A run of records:
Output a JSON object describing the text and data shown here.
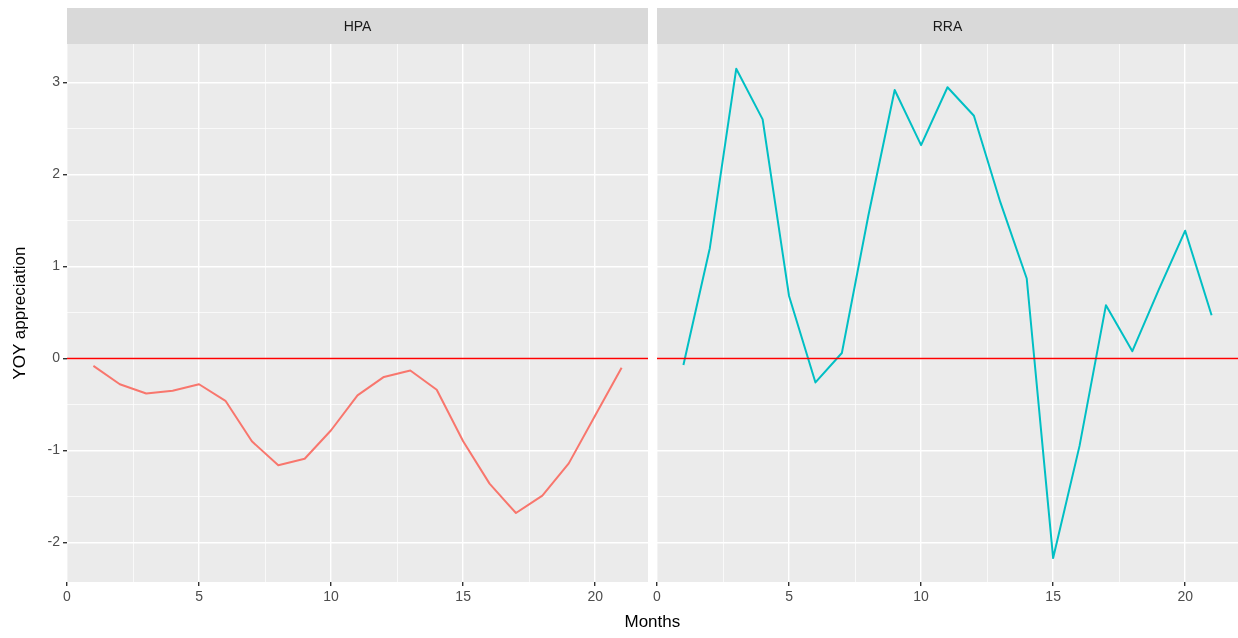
{
  "chart_data": [
    {
      "type": "line",
      "title": "HPA",
      "xlabel": "Months",
      "ylabel": "YOY appreciation",
      "x": [
        1,
        2,
        3,
        4,
        5,
        6,
        7,
        8,
        9,
        10,
        11,
        12,
        13,
        14,
        15,
        16,
        17,
        18,
        19,
        20,
        21
      ],
      "values": [
        -0.08,
        -0.28,
        -0.38,
        -0.35,
        -0.28,
        -0.46,
        -0.9,
        -1.16,
        -1.09,
        -0.78,
        -0.4,
        -0.2,
        -0.13,
        -0.34,
        -0.9,
        -1.36,
        -1.68,
        -1.49,
        -1.14,
        -0.62,
        -0.1
      ],
      "color": "#f8766d",
      "xlim": [
        0,
        22
      ],
      "ylim": [
        -2.43,
        3.42
      ],
      "xticks": [
        0,
        {
          "value": 2.5,
          "label": null
        },
        5,
        {
          "value": 7.5,
          "label": null
        },
        10,
        {
          "value": 12.5,
          "label": null
        },
        15,
        {
          "value": 17.5,
          "label": null
        },
        20
      ],
      "yticks": [
        -2,
        {
          "value": -1.5,
          "label": null
        },
        -1,
        {
          "value": -0.5,
          "label": null
        },
        0,
        {
          "value": 0.5,
          "label": null
        },
        1,
        {
          "value": 1.5,
          "label": null
        },
        2,
        {
          "value": 2.5,
          "label": null
        },
        3
      ],
      "grid": true,
      "ref_lines": [
        {
          "axis": "y",
          "value": 0,
          "color": "#ff0000"
        }
      ]
    },
    {
      "type": "line",
      "title": "RRA",
      "x": [
        1,
        2,
        3,
        4,
        5,
        6,
        7,
        8,
        9,
        10,
        11,
        12,
        13,
        14,
        15,
        16,
        17,
        18,
        19,
        20,
        21
      ],
      "values": [
        -0.07,
        1.2,
        3.15,
        2.6,
        0.68,
        -0.26,
        0.06,
        1.55,
        2.92,
        2.32,
        2.95,
        2.64,
        1.7,
        0.87,
        -2.17,
        -0.95,
        0.58,
        0.08,
        0.75,
        1.39,
        0.47
      ],
      "color": "#00bfc4",
      "xlim": [
        0,
        22
      ],
      "ylim": [
        -2.43,
        3.42
      ],
      "xticks": [
        0,
        {
          "value": 2.5,
          "label": null
        },
        5,
        {
          "value": 7.5,
          "label": null
        },
        10,
        {
          "value": 12.5,
          "label": null
        },
        15,
        {
          "value": 17.5,
          "label": null
        },
        20
      ],
      "yticks": [
        -2,
        {
          "value": -1.5,
          "label": null
        },
        -1,
        {
          "value": -0.5,
          "label": null
        },
        0,
        {
          "value": 0.5,
          "label": null
        },
        1,
        {
          "value": 1.5,
          "label": null
        },
        2,
        {
          "value": 2.5,
          "label": null
        },
        3
      ],
      "grid": true,
      "tick_labels": "x",
      "ref_lines": [
        {
          "axis": "y",
          "value": 0,
          "color": "#ff0000"
        }
      ]
    }
  ]
}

# [PROBLEM TO SOLVE]
Output every entry verbatim. Pictures do not belong in the copy.

# [ANSWER TO THIS TASK]
Output a JSON object describing the text and data shown here.
{
  "chart_data": [
    {
      "type": "line",
      "title": "HPA",
      "xlabel": "Months",
      "ylabel": "YOY appreciation",
      "x": [
        1,
        2,
        3,
        4,
        5,
        6,
        7,
        8,
        9,
        10,
        11,
        12,
        13,
        14,
        15,
        16,
        17,
        18,
        19,
        20,
        21
      ],
      "values": [
        -0.08,
        -0.28,
        -0.38,
        -0.35,
        -0.28,
        -0.46,
        -0.9,
        -1.16,
        -1.09,
        -0.78,
        -0.4,
        -0.2,
        -0.13,
        -0.34,
        -0.9,
        -1.36,
        -1.68,
        -1.49,
        -1.14,
        -0.62,
        -0.1
      ],
      "color": "#f8766d",
      "xlim": [
        0,
        22
      ],
      "ylim": [
        -2.43,
        3.42
      ],
      "xticks": [
        0,
        {
          "value": 2.5,
          "label": null
        },
        5,
        {
          "value": 7.5,
          "label": null
        },
        10,
        {
          "value": 12.5,
          "label": null
        },
        15,
        {
          "value": 17.5,
          "label": null
        },
        20
      ],
      "yticks": [
        -2,
        {
          "value": -1.5,
          "label": null
        },
        -1,
        {
          "value": -0.5,
          "label": null
        },
        0,
        {
          "value": 0.5,
          "label": null
        },
        1,
        {
          "value": 1.5,
          "label": null
        },
        2,
        {
          "value": 2.5,
          "label": null
        },
        3
      ],
      "grid": true,
      "ref_lines": [
        {
          "axis": "y",
          "value": 0,
          "color": "#ff0000"
        }
      ]
    },
    {
      "type": "line",
      "title": "RRA",
      "x": [
        1,
        2,
        3,
        4,
        5,
        6,
        7,
        8,
        9,
        10,
        11,
        12,
        13,
        14,
        15,
        16,
        17,
        18,
        19,
        20,
        21
      ],
      "values": [
        -0.07,
        1.2,
        3.15,
        2.6,
        0.68,
        -0.26,
        0.06,
        1.55,
        2.92,
        2.32,
        2.95,
        2.64,
        1.7,
        0.87,
        -2.17,
        -0.95,
        0.58,
        0.08,
        0.75,
        1.39,
        0.47
      ],
      "color": "#00bfc4",
      "xlim": [
        0,
        22
      ],
      "ylim": [
        -2.43,
        3.42
      ],
      "xticks": [
        0,
        {
          "value": 2.5,
          "label": null
        },
        5,
        {
          "value": 7.5,
          "label": null
        },
        10,
        {
          "value": 12.5,
          "label": null
        },
        15,
        {
          "value": 17.5,
          "label": null
        },
        20
      ],
      "yticks": [
        -2,
        {
          "value": -1.5,
          "label": null
        },
        -1,
        {
          "value": -0.5,
          "label": null
        },
        0,
        {
          "value": 0.5,
          "label": null
        },
        1,
        {
          "value": 1.5,
          "label": null
        },
        2,
        {
          "value": 2.5,
          "label": null
        },
        3
      ],
      "grid": true,
      "tick_labels": "x",
      "ref_lines": [
        {
          "axis": "y",
          "value": 0,
          "color": "#ff0000"
        }
      ]
    }
  ]
}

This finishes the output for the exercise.